• **WRITTEN TASK**: Return each line of the data below exactly, omitting any pictures.
— start —
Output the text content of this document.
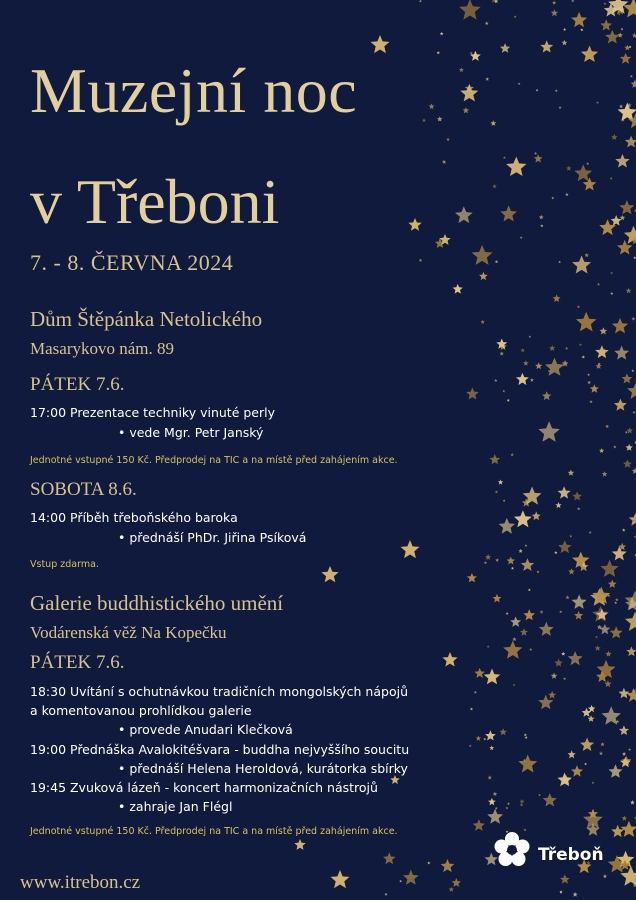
Muzejní noc
v Třeboni
7. - 8. ČERVNA 2024
Dům Štěpánka Netolického
Masarykovo nám. 89
PÁTEK 7.6.
17:00 Prezentace techniky vinuté perly
• vede Mgr. Petr Janský
Jednotné vstupné 150 Kč. Předprodej na TIC a na místě před zahájením akce.
SOBOTA 8.6.
14:00 Příběh třeboňského baroka
• přednáší PhDr. Jiřina Psíková
Vstup zdarma.
Galerie buddhistického umění
Vodárenská věž Na Kopečku
PÁTEK 7.6.
18:30 Uvítání s ochutnávkou tradičních mongolských nápojů
a komentovanou prohlídkou galerie
• provede Anudari Klečková
19:00 Přednáška Avalokitéšvara - buddha nejvyššího soucitu
• přednáší Helena Heroldová, kurátorka sbírky
19:45 Zvuková lázeň - koncert harmonizačních nástrojů
• zahraje Jan Flégl
Jednotné vstupné 150 Kč. Předprodej na TIC a na místě před zahájením akce.
www.itrebon.cz
Třeboň
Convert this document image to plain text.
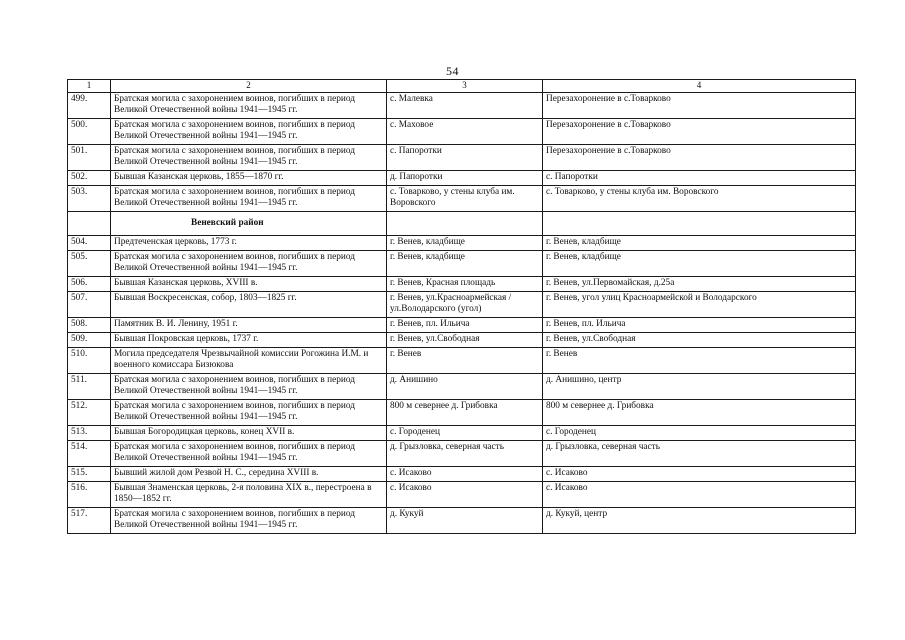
54
1	2	3	4
499.	Братская могила с захоронением воинов, погибших в период Великой Отечественной войны 1941—1945 гг.	с. Малевка	Перезахоронение в с.Товарково
500.	Братская могила с захоронением воинов, погибших в период Великой Отечественной войны 1941—1945 гг.	с. Маховое	Перезахоронение в с.Товарково
501.	Братская могила с захоронением воинов, погибших в период Великой Отечественной войны 1941—1945 гг.	с. Папоротки	Перезахоронение в с.Товарково
502.	Бывшая Казанская церковь, 1855—1870 гг.	д. Папоротки	с. Папоротки
503.	Братская могила с захоронением воинов, погибших в период Великой Отечественной войны 1941—1945 гг.	с. Товарково, у стены клуба им. Воровского	с. Товарково, у стены клуба им. Воровского
	Веневский район		
504.	Предтеченская церковь, 1773 г.	г. Венев, кладбище	г. Венев, кладбище
505.	Братская могила с захоронением воинов, погибших в период Великой Отечественной войны 1941—1945 гг.	г. Венев, кладбище	г. Венев, кладбище
506.	Бывшая Казанская церковь, XVIII в.	г. Венев, Красная площадь	г. Венев, ул.Первомайская, д.25а
507.	Бывшая Воскресенская, собор, 1803—1825 гг.	г. Венев, ул.Красноармейская / ул.Володарского (угол)	г. Венев, угол улиц Красноармейской и Володарского
508.	Памятник В. И. Ленину, 1951 г.	г. Венев, пл. Ильича	г. Венев, пл. Ильича
509.	Бывшая Покровская церковь, 1737 г.	г. Венев, ул.Свободная	г. Венев, ул.Свободная
510.	Могила председателя Чрезвычайной комиссии Рогожина И.М. и военного комиссара Бизюкова	г. Венев	г. Венев
511.	Братская могила с захоронением воинов, погибших в период Великой Отечественной войны 1941—1945 гг.	д. Анишино	д. Анишино, центр
512.	Братская могила с захоронением воинов, погибших в период Великой Отечественной войны 1941—1945 гг.	800 м севернее д. Грибовка	800 м севернее д. Грибовка
513.	Бывшая Богородицкая церковь, конец XVII в.	с. Городенец	с. Городенец
514.	Братская могила с захоронением воинов, погибших в период Великой Отечественной войны 1941—1945 гг.	д. Грызловка, северная часть	д. Грызловка, северная часть
515.	Бывший жилой дом Резвой Н. С., середина XVIII в.	с. Исаково	с. Исаково
516.	Бывшая Знаменская церковь, 2-я половина XIX в., перестроена в 1850—1852 гг.	с. Исаково	с. Исаково
517.	Братская могила с захоронением воинов, погибших в период Великой Отечественной войны 1941—1945 гг.	д. Кукуй	д. Кукуй, центр
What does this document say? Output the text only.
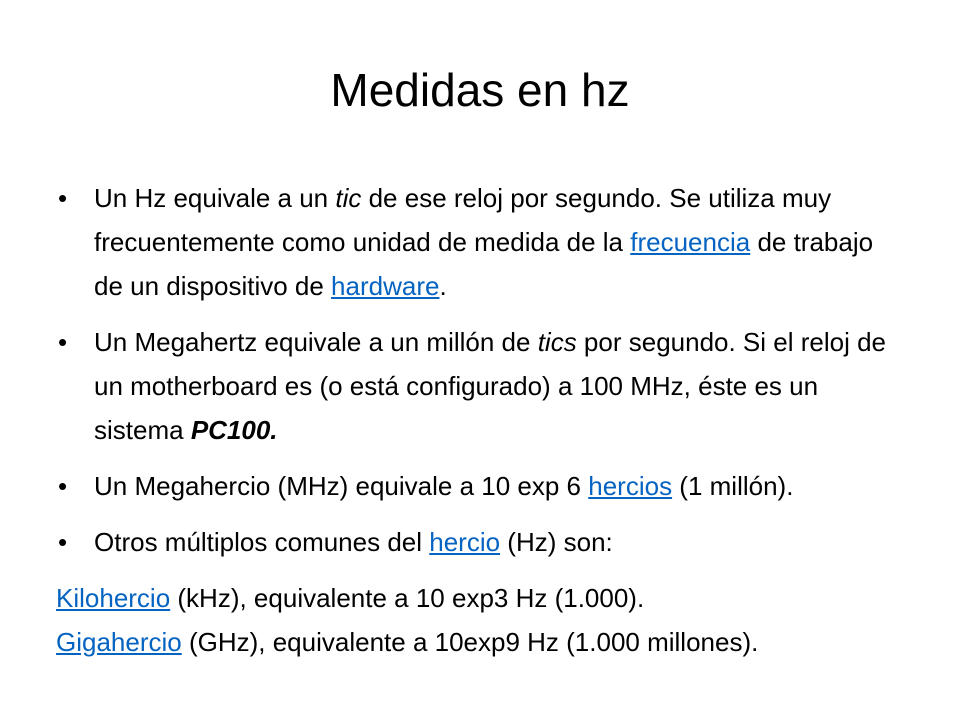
Medidas en hz
•	Un Hz equivale a un tic de ese reloj por segundo. Se utiliza muy frecuentemente como unidad de medida de la frecuencia de trabajo de un dispositivo de hardware.
•	Un Megahertz equivale a un millón de tics por segundo. Si el reloj de un motherboard es (o está configurado) a 100 MHz, éste es un sistema PC100.
•	Un Megahercio (MHz) equivale a 10 exp 6 hercios (1 millón).
•	Otros múltiplos comunes del hercio (Hz) son:

Kilohercio (kHz), equivalente a 10 exp3 Hz (1.000).

Gigahercio (GHz), equivalente a 10exp9 Hz (1.000 millones).
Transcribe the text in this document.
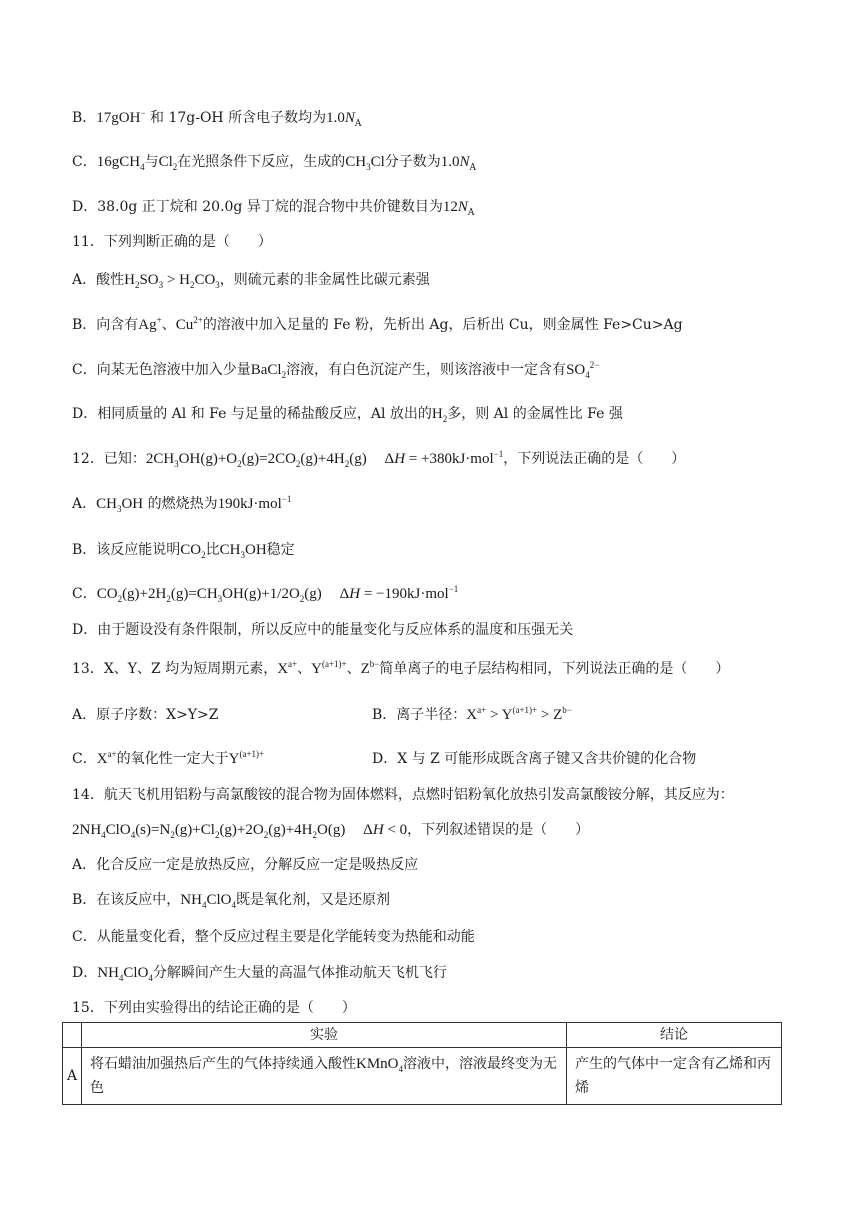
B．17gOH− 和 17g-OH 所含电子数均为$1.0N_A$
C．16gCH$_4$与$Cl_2$在光照条件下反应，生成的$CH_3Cl$分子数为$1.0N_A$
D．38.0g 正丁烷和 20.0g 异丁烷的混合物中共价键数目为$12N_A$
11．下列判断正确的是（　　）
A．酸性$H_2SO_3 > H_2CO_3$，则硫元素的非金属性比碳元素强
B．向含有Ag+、$Cu^{2+}$的溶液中加入足量的 Fe 粉，先析出 Ag，后析出 Cu，则金属性 Fe>Cu>Ag
C．向某无色溶液中加入少量BaCl$_2$溶液，有白色沉淀产生，则该溶液中一定含有$SO_4^{2-}$
D．相同质量的 Al 和 Fe 与足量的稀盐酸反应，Al 放出的$H_2$多，则 Al 的金属性比 Fe 强
12．已知：$2CH_3OH(g)+O_2(g)=2CO_2(g)+4H_2(g) \Delta H = +380kJ\cdot mol^{-1}$，下列说法正确的是（　　）
A．$CH_3OH$ 的燃烧热为190kJ·mol$^{-1}$
B．该反应能说明$CO_2$比$CH_3OH$稳定
C．$CO_2(g)+2H_2(g)=CH_3OH(g)+1/2O_2(g) \Delta H = -190kJ\cdot mol^{-1}$
D．由于题设没有条件限制，所以反应中的能量变化与反应体系的温度和压强无关
13．X、Y、Z 均为短周期元素，$X^{a+}$、$Y^{(a+1)+}$、$Z^{b-}$简单离子的电子层结构相同，下列说法正确的是（　　）
A．原子序数：X>Y>Z	B．离子半径：$X^{a+} > Y^{(a+1)+} > Z^{b-}$
C．$X^{a+}$的氧化性一定大于$Y^{(a+1)+}$	D．X 与 Z 可能形成既含离子键又含共价键的化合物
14．航天飞机用铝粉与高氯酸铵的混合物为固体燃料，点燃时铝粉氧化放热引发高氯酸铵分解，其反应为：
$2NH_4ClO_4(s)=N_2(g)+Cl_2(g)+2O_2(g)+4H_2O(g) \Delta H < 0$，下列叙述错误的是（　　）
A．化合反应一定是放热反应，分解反应一定是吸热反应
B．在该反应中，$NH_4ClO_4$既是氧化剂，又是还原剂
C．从能量变化看，整个反应过程主要是化学能转变为热能和动能
D．$NH_4ClO_4$分解瞬间产生大量的高温气体推动航天飞机飞行
15．下列由实验得出的结论正确的是（　　）
	实验	结论
A	将石蜡油加强热后产生的气体持续通入酸性KMnO$_4$溶液中，溶液最终变为无色	产生的气体中一定含有乙烯和丙烯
— end —
• **WORKED SOLUTION**:
Output the text content of this document.
Muzejní noc
v Třeboni
7. - 8. ČERVNA 2024
Dům Štěpánka Netolického
Masarykovo nám. 89
PÁTEK 7.6.
17:00 Prezentace techniky vinuté perly
• vede Mgr. Petr Janský
Jednotné vstupné 150 Kč. Předprodej na TIC a na místě před zahájením akce.
SOBOTA 8.6.
14:00 Příběh třeboňského baroka
• přednáší PhDr. Jiřina Psíková
Vstup zdarma.
Galerie buddhistického umění
Vodárenská věž Na Kopečku
PÁTEK 7.6.
18:30 Uvítání s ochutnávkou tradičních mongolských nápojů
a komentovanou prohlídkou galerie
• provede Anudari Klečková
19:00 Přednáška Avalokitéšvara - buddha nejvyššího soucitu
• přednáší Helena Heroldová, kurátorka sbírky
19:45 Zvuková lázeň - koncert harmonizačních nástrojů
• zahraje Jan Flégl
Jednotné vstupné 150 Kč. Předprodej na TIC a na místě před zahájením akce.
www.itrebon.cz
Třeboň
Convert this document image to plain text.
54
1	2	3	4
499.	Братская могила с захоронением воинов, погибших в период Великой Отечественной войны 1941—1945 гг.	с. Малевка	Перезахоронение в с.Товарково
500.	Братская могила с захоронением воинов, погибших в период Великой Отечественной войны 1941—1945 гг.	с. Маховое	Перезахоронение в с.Товарково
501.	Братская могила с захоронением воинов, погибших в период Великой Отечественной войны 1941—1945 гг.	с. Папоротки	Перезахоронение в с.Товарково
502.	Бывшая Казанская церковь, 1855—1870 гг.	д. Папоротки	с. Папоротки
503.	Братская могила с захоронением воинов, погибших в период Великой Отечественной войны 1941—1945 гг.	с. Товарково, у стены клуба им. Воровского	с. Товарково, у стены клуба им. Воровского
	Веневский район		
504.	Предтеченская церковь, 1773 г.	г. Венев, кладбище	г. Венев, кладбище
505.	Братская могила с захоронением воинов, погибших в период Великой Отечественной войны 1941—1945 гг.	г. Венев, кладбище	г. Венев, кладбище
506.	Бывшая Казанская церковь, XVIII в.	г. Венев, Красная площадь	г. Венев, ул.Первомайская, д.25а
507.	Бывшая Воскресенская, собор, 1803—1825 гг.	г. Венев, ул.Красноармейская / ул.Володарского (угол)	г. Венев, угол улиц Красноармейской и Володарского
508.	Памятник В. И. Ленину, 1951 г.	г. Венев, пл. Ильича	г. Венев, пл. Ильича
509.	Бывшая Покровская церковь, 1737 г.	г. Венев, ул.Свободная	г. Венев, ул.Свободная
510.	Могила председателя Чрезвычайной комиссии Рогожина И.М. и военного комиссара Бизюкова	г. Венев	г. Венев
511.	Братская могила с захоронением воинов, погибших в период Великой Отечественной войны 1941—1945 гг.	д. Анишино	д. Анишино, центр
512.	Братская могила с захоронением воинов, погибших в период Великой Отечественной войны 1941—1945 гг.	800 м севернее д. Грибовка	800 м севернее д. Грибовка
513.	Бывшая Богородицкая церковь, конец XVII в.	с. Городенец	с. Городенец
514.	Братская могила с захоронением воинов, погибших в период Великой Отечественной войны 1941—1945 гг.	д. Грызловка, северная часть	д. Грызловка, северная часть
515.	Бывший жилой дом Резвой Н. С., середина XVIII в.	с. Исаково	с. Исаково
516.	Бывшая Знаменская церковь, 2-я половина XIX в., перестроена в 1850—1852 гг.	с. Исаково	с. Исаково
517.	Братская могила с захоронением воинов, погибших в период Великой Отечественной войны 1941—1945 гг.	д. Кукуй	д. Кукуй, центр
What does this document say? Output the text only.
Medidas en hz
•	Un Hz equivale a un tic de ese reloj por segundo. Se utiliza muy frecuentemente como unidad de medida de la frecuencia de trabajo de un dispositivo de hardware.
•	Un Megahertz equivale a un millón de tics por segundo. Si el reloj de un motherboard es (o está configurado) a 100 MHz, éste es un sistema PC100.
•	Un Megahercio (MHz) equivale a 10 exp 6 hercios (1 millón).
•	Otros múltiplos comunes del hercio (Hz) son:

Kilohercio (kHz), equivalente a 10 exp3 Hz (1.000).

Gigahercio (GHz), equivalente a 10exp9 Hz (1.000 millones).
Transcribe the text in this document.
B．17gOH− 和 17g-OH 所含电子数均为$1.0N_A$
C．16gCH$_4$与$Cl_2$在光照条件下反应，生成的$CH_3Cl$分子数为$1.0N_A$
D．38.0g 正丁烷和 20.0g 异丁烷的混合物中共价键数目为$12N_A$
11．下列判断正确的是（　　）
A．酸性$H_2SO_3 > H_2CO_3$，则硫元素的非金属性比碳元素强
B．向含有Ag+、$Cu^{2+}$的溶液中加入足量的 Fe 粉，先析出 Ag，后析出 Cu，则金属性 Fe>Cu>Ag
C．向某无色溶液中加入少量BaCl$_2$溶液，有白色沉淀产生，则该溶液中一定含有$SO_4^{2-}$
D．相同质量的 Al 和 Fe 与足量的稀盐酸反应，Al 放出的$H_2$多，则 Al 的金属性比 Fe 强
12．已知：$2CH_3OH(g)+O_2(g)=2CO_2(g)+4H_2(g) \Delta H = +380kJ\cdot mol^{-1}$，下列说法正确的是（　　）
A．$CH_3OH$ 的燃烧热为190kJ·mol$^{-1}$
B．该反应能说明$CO_2$比$CH_3OH$稳定
C．$CO_2(g)+2H_2(g)=CH_3OH(g)+1/2O_2(g) \Delta H = -190kJ\cdot mol^{-1}$
D．由于题设没有条件限制，所以反应中的能量变化与反应体系的温度和压强无关
13．X、Y、Z 均为短周期元素，$X^{a+}$、$Y^{(a+1)+}$、$Z^{b-}$简单离子的电子层结构相同，下列说法正确的是（　　）
A．原子序数：X>Y>Z	B．离子半径：$X^{a+} > Y^{(a+1)+} > Z^{b-}$
C．$X^{a+}$的氧化性一定大于$Y^{(a+1)+}$	D．X 与 Z 可能形成既含离子键又含共价键的化合物
14．航天飞机用铝粉与高氯酸铵的混合物为固体燃料，点燃时铝粉氧化放热引发高氯酸铵分解，其反应为：
$2NH_4ClO_4(s)=N_2(g)+Cl_2(g)+2O_2(g)+4H_2O(g) \Delta H < 0$，下列叙述错误的是（　　）
A．化合反应一定是放热反应，分解反应一定是吸热反应
B．在该反应中，$NH_4ClO_4$既是氧化剂，又是还原剂
C．从能量变化看，整个反应过程主要是化学能转变为热能和动能
D．$NH_4ClO_4$分解瞬间产生大量的高温气体推动航天飞机飞行
15．下列由实验得出的结论正确的是（　　）
	实验	结论
A	将石蜡油加强热后产生的气体持续通入酸性KMnO$_4$溶液中，溶液最终变为无色	产生的气体中一定含有乙烯和丙烯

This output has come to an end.